:: Data provided ::
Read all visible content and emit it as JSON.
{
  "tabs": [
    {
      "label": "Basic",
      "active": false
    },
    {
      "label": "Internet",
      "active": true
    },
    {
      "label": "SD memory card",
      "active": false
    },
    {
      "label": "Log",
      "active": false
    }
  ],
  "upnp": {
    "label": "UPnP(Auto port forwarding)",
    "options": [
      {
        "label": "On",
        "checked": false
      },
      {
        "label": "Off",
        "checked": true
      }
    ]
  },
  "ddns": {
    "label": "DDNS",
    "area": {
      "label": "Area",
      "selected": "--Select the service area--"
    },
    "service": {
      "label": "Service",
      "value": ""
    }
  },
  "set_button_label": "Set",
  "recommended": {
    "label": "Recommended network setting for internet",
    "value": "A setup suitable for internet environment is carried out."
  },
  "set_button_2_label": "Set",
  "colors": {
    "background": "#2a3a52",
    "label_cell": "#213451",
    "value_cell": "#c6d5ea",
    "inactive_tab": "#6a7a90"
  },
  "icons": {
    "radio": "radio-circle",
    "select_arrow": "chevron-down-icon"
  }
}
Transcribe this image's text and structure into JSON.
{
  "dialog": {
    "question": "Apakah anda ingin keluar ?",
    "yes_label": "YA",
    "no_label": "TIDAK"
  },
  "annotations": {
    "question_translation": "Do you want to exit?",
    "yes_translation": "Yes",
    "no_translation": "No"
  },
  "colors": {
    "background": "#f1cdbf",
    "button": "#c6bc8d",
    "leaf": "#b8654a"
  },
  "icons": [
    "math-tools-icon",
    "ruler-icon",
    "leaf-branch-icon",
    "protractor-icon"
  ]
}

:: Task statement ::
Starting with the line that contains "Transcribe this image's", repeat each line through the last one exactly as it appears. Include both ends and nothing more.

:: Complete response ::
Transcribe this image's text and structure into JSON.
{
  "dialog": {
    "question": "Apakah anda ingin keluar ?",
    "yes_label": "YA",
    "no_label": "TIDAK"
  },
  "annotations": {
    "question_translation": "Do you want to exit?",
    "yes_translation": "Yes",
    "no_translation": "No"
  },
  "colors": {
    "background": "#f1cdbf",
    "button": "#c6bc8d",
    "leaf": "#b8654a"
  },
  "icons": [
    "math-tools-icon",
    "ruler-icon",
    "leaf-branch-icon",
    "protractor-icon"
  ]
}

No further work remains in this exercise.